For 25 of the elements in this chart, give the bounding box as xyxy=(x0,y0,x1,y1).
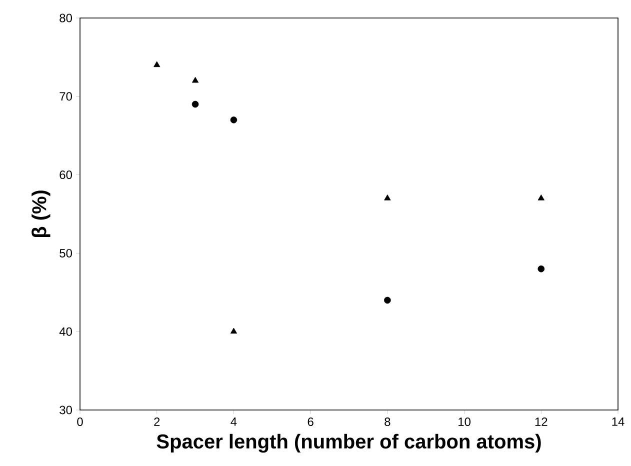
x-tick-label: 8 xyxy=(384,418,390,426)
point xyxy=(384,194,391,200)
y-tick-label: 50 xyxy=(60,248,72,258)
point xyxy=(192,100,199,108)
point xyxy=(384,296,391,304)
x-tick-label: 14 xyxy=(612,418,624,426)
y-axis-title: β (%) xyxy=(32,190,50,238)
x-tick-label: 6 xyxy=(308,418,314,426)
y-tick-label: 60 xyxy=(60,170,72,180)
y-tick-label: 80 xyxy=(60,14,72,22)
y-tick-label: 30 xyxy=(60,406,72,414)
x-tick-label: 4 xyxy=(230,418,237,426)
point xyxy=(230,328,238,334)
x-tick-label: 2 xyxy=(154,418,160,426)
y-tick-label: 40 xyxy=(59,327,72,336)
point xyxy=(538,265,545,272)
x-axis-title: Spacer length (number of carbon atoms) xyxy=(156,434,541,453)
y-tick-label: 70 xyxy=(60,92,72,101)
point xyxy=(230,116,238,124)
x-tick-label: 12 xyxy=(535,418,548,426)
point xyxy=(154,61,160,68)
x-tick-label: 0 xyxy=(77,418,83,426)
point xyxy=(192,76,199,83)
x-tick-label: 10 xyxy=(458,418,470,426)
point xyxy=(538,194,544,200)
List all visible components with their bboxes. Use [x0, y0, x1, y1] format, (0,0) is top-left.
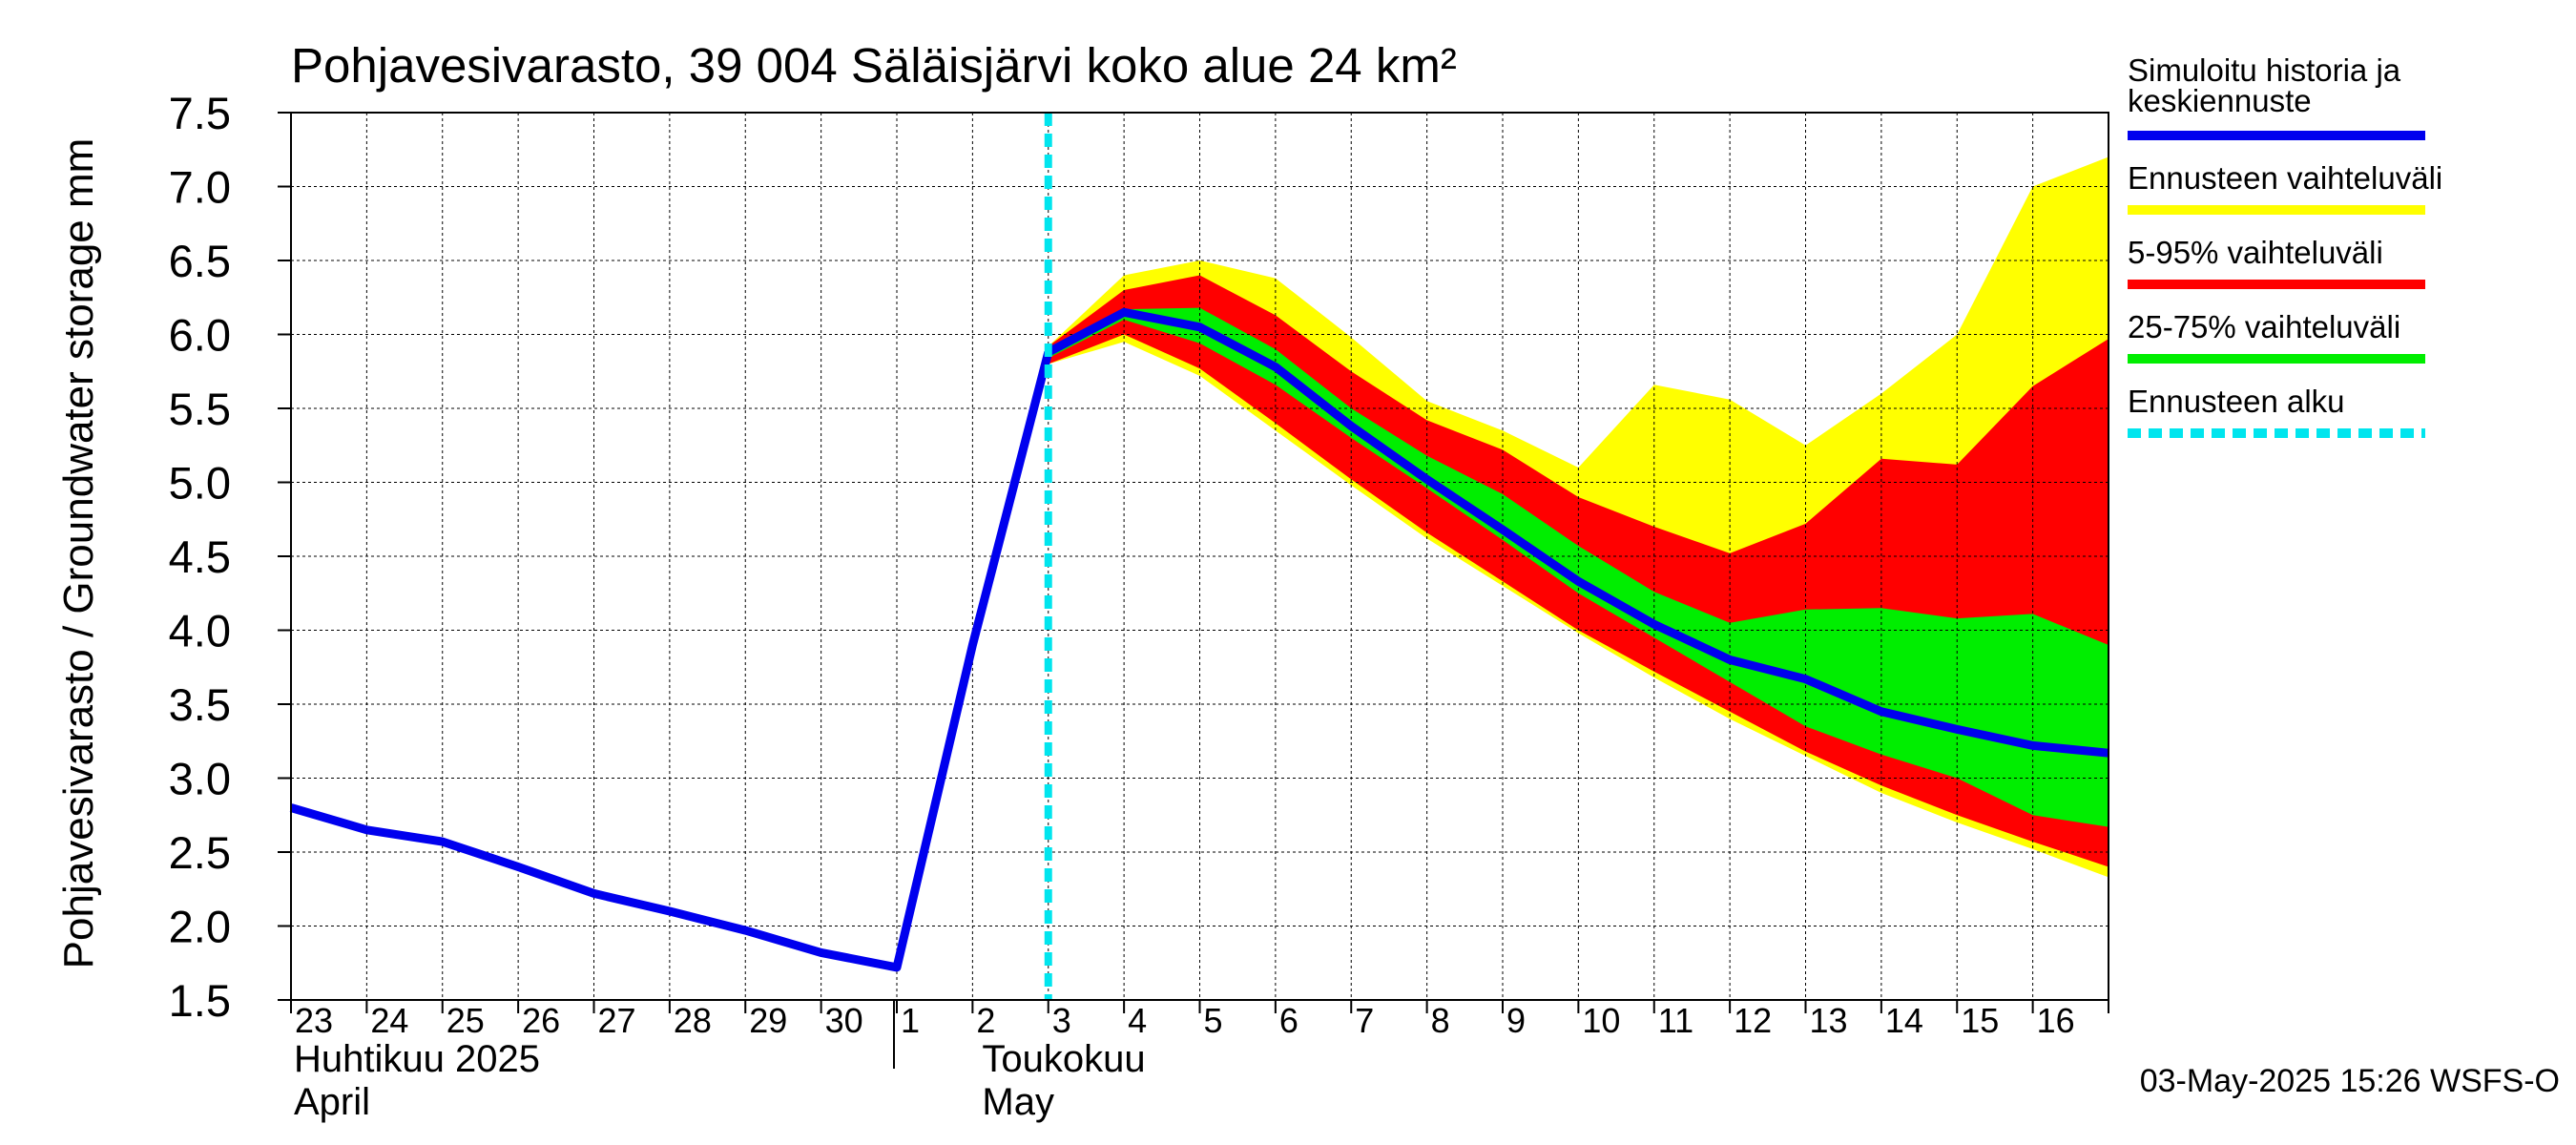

****************************************

- Problem description
Copy out the listing from its first line through the line that contains "y-tick-label: 80 xyxy=(60,14,72,22)", including both ends, and leave the pictures out of your answer.

- Answer in full
For 25 of the elements in this chart, give the bounding box as xyxy=(x0,y0,x1,y1).
x-tick-label: 8 xyxy=(384,418,390,426)
point xyxy=(384,194,391,200)
y-tick-label: 50 xyxy=(60,248,72,258)
point xyxy=(192,100,199,108)
point xyxy=(384,296,391,304)
x-tick-label: 14 xyxy=(612,418,624,426)
y-axis-title: β (%) xyxy=(32,190,50,238)
x-tick-label: 6 xyxy=(308,418,314,426)
y-tick-label: 60 xyxy=(60,170,72,180)
y-tick-label: 80 xyxy=(60,14,72,22)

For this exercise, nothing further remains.